▶ [Required work]: Return every record below exactly as written, but leave out the pictures.

▶ [Dataset]:

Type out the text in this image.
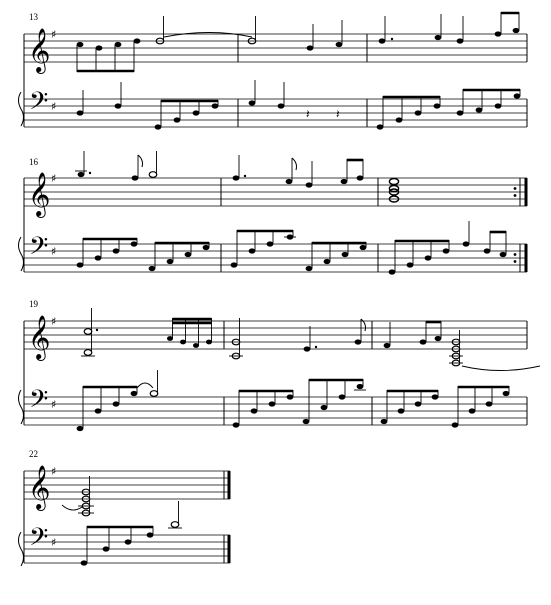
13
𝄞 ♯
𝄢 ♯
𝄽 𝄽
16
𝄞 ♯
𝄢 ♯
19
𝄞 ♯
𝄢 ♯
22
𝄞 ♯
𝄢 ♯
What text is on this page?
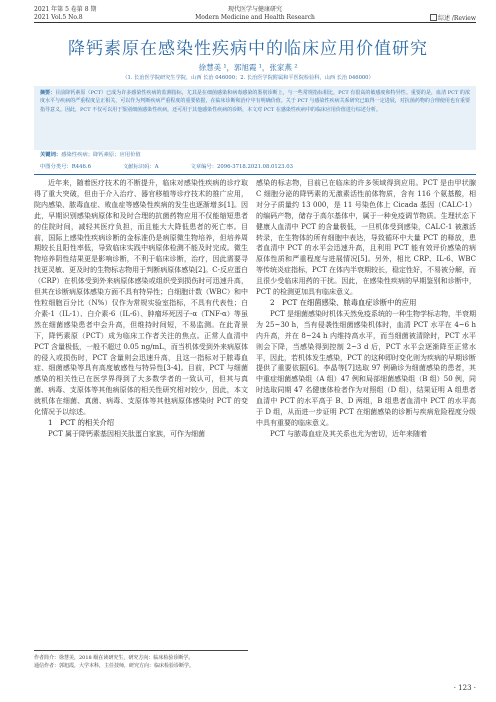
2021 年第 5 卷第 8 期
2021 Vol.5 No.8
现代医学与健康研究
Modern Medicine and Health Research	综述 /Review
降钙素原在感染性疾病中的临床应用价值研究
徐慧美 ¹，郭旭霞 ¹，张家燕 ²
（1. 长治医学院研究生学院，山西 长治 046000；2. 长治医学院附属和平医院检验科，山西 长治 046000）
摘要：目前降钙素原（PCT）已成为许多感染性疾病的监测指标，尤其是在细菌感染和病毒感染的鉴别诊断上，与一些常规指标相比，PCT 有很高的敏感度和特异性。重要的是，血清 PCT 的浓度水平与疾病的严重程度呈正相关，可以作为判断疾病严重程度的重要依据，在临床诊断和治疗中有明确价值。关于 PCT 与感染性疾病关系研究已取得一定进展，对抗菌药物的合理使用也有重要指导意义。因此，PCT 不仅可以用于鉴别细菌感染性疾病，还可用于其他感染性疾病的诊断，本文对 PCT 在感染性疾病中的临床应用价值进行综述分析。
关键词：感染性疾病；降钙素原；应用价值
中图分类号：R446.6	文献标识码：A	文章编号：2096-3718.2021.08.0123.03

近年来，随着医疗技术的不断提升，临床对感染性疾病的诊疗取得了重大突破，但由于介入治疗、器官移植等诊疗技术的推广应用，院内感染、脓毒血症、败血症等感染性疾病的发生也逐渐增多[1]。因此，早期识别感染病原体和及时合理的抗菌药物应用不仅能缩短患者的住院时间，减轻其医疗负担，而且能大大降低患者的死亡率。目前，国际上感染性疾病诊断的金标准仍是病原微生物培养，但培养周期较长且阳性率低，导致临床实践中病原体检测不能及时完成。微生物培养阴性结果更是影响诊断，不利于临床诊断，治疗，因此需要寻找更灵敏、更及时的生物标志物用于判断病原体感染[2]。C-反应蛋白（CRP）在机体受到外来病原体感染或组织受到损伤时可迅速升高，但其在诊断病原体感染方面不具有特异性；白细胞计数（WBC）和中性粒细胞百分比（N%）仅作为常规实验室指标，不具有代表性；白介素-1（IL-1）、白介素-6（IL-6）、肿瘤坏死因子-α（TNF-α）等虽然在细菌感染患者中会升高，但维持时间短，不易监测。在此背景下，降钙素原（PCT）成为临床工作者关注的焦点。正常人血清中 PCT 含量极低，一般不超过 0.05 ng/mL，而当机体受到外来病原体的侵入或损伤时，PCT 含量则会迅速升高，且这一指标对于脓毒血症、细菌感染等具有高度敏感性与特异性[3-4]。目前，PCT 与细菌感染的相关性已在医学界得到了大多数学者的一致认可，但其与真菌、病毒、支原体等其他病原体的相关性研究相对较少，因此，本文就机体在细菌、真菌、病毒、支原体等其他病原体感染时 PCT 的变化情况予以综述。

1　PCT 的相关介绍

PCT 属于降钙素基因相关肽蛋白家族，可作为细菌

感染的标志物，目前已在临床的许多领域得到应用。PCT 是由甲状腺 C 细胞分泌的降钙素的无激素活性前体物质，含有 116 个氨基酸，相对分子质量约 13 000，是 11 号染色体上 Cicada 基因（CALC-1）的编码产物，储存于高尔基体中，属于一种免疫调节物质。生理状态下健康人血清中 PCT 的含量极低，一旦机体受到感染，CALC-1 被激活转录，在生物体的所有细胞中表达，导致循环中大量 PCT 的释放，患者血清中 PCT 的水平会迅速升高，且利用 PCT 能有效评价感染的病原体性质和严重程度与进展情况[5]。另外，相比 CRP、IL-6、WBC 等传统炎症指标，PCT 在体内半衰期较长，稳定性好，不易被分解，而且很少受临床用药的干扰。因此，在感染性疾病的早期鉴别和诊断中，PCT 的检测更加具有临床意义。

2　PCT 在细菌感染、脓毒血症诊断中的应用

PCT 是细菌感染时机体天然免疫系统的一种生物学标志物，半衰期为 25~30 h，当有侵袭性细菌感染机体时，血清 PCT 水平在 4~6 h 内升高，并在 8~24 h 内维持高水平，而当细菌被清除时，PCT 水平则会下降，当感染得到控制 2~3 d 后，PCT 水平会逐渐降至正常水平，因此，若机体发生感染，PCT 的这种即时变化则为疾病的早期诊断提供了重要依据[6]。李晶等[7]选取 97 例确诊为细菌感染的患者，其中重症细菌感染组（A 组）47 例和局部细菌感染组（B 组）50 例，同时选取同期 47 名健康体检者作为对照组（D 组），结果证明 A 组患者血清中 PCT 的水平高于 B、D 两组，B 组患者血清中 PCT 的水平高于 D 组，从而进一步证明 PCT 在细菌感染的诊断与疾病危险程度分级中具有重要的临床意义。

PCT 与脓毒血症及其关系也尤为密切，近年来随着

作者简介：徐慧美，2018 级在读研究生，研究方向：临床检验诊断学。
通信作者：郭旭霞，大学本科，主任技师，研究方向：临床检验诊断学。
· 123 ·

▶ [Solution]:
Type out the text in this image.
13
𝄞 ♯
𝄢 ♯
𝄽 𝄽
16
𝄞 ♯
𝄢 ♯
19
𝄞 ♯
𝄢 ♯
22
𝄞 ♯
𝄢 ♯
What text is on this page?
2021 年第 5 卷第 8 期
2021 Vol.5 No.8
现代医学与健康研究
Modern Medicine and Health Research	综述 /Review
降钙素原在感染性疾病中的临床应用价值研究
徐慧美 ¹，郭旭霞 ¹，张家燕 ²
（1. 长治医学院研究生学院，山西 长治 046000；2. 长治医学院附属和平医院检验科，山西 长治 046000）
摘要：目前降钙素原（PCT）已成为许多感染性疾病的监测指标，尤其是在细菌感染和病毒感染的鉴别诊断上，与一些常规指标相比，PCT 有很高的敏感度和特异性。重要的是，血清 PCT 的浓度水平与疾病的严重程度呈正相关，可以作为判断疾病严重程度的重要依据，在临床诊断和治疗中有明确价值。关于 PCT 与感染性疾病关系研究已取得一定进展，对抗菌药物的合理使用也有重要指导意义。因此，PCT 不仅可以用于鉴别细菌感染性疾病，还可用于其他感染性疾病的诊断，本文对 PCT 在感染性疾病中的临床应用价值进行综述分析。
关键词：感染性疾病；降钙素原；应用价值
中图分类号：R446.6	文献标识码：A	文章编号：2096-3718.2021.08.0123.03

近年来，随着医疗技术的不断提升，临床对感染性疾病的诊疗取得了重大突破，但由于介入治疗、器官移植等诊疗技术的推广应用，院内感染、脓毒血症、败血症等感染性疾病的发生也逐渐增多[1]。因此，早期识别感染病原体和及时合理的抗菌药物应用不仅能缩短患者的住院时间，减轻其医疗负担，而且能大大降低患者的死亡率。目前，国际上感染性疾病诊断的金标准仍是病原微生物培养，但培养周期较长且阳性率低，导致临床实践中病原体检测不能及时完成。微生物培养阴性结果更是影响诊断，不利于临床诊断，治疗，因此需要寻找更灵敏、更及时的生物标志物用于判断病原体感染[2]。C-反应蛋白（CRP）在机体受到外来病原体感染或组织受到损伤时可迅速升高，但其在诊断病原体感染方面不具有特异性；白细胞计数（WBC）和中性粒细胞百分比（N%）仅作为常规实验室指标，不具有代表性；白介素-1（IL-1）、白介素-6（IL-6）、肿瘤坏死因子-α（TNF-α）等虽然在细菌感染患者中会升高，但维持时间短，不易监测。在此背景下，降钙素原（PCT）成为临床工作者关注的焦点。正常人血清中 PCT 含量极低，一般不超过 0.05 ng/mL，而当机体受到外来病原体的侵入或损伤时，PCT 含量则会迅速升高，且这一指标对于脓毒血症、细菌感染等具有高度敏感性与特异性[3-4]。目前，PCT 与细菌感染的相关性已在医学界得到了大多数学者的一致认可，但其与真菌、病毒、支原体等其他病原体的相关性研究相对较少，因此，本文就机体在细菌、真菌、病毒、支原体等其他病原体感染时 PCT 的变化情况予以综述。

1　PCT 的相关介绍

PCT 属于降钙素基因相关肽蛋白家族，可作为细菌

感染的标志物，目前已在临床的许多领域得到应用。PCT 是由甲状腺 C 细胞分泌的降钙素的无激素活性前体物质，含有 116 个氨基酸，相对分子质量约 13 000，是 11 号染色体上 Cicada 基因（CALC-1）的编码产物，储存于高尔基体中，属于一种免疫调节物质。生理状态下健康人血清中 PCT 的含量极低，一旦机体受到感染，CALC-1 被激活转录，在生物体的所有细胞中表达，导致循环中大量 PCT 的释放，患者血清中 PCT 的水平会迅速升高，且利用 PCT 能有效评价感染的病原体性质和严重程度与进展情况[5]。另外，相比 CRP、IL-6、WBC 等传统炎症指标，PCT 在体内半衰期较长，稳定性好，不易被分解，而且很少受临床用药的干扰。因此，在感染性疾病的早期鉴别和诊断中，PCT 的检测更加具有临床意义。

2　PCT 在细菌感染、脓毒血症诊断中的应用

PCT 是细菌感染时机体天然免疫系统的一种生物学标志物，半衰期为 25~30 h，当有侵袭性细菌感染机体时，血清 PCT 水平在 4~6 h 内升高，并在 8~24 h 内维持高水平，而当细菌被清除时，PCT 水平则会下降，当感染得到控制 2~3 d 后，PCT 水平会逐渐降至正常水平，因此，若机体发生感染，PCT 的这种即时变化则为疾病的早期诊断提供了重要依据[6]。李晶等[7]选取 97 例确诊为细菌感染的患者，其中重症细菌感染组（A 组）47 例和局部细菌感染组（B 组）50 例，同时选取同期 47 名健康体检者作为对照组（D 组），结果证明 A 组患者血清中 PCT 的水平高于 B、D 两组，B 组患者血清中 PCT 的水平高于 D 组，从而进一步证明 PCT 在细菌感染的诊断与疾病危险程度分级中具有重要的临床意义。

PCT 与脓毒血症及其关系也尤为密切，近年来随着

作者简介：徐慧美，2018 级在读研究生，研究方向：临床检验诊断学。
通信作者：郭旭霞，大学本科，主任技师，研究方向：临床检验诊断学。
· 123 ·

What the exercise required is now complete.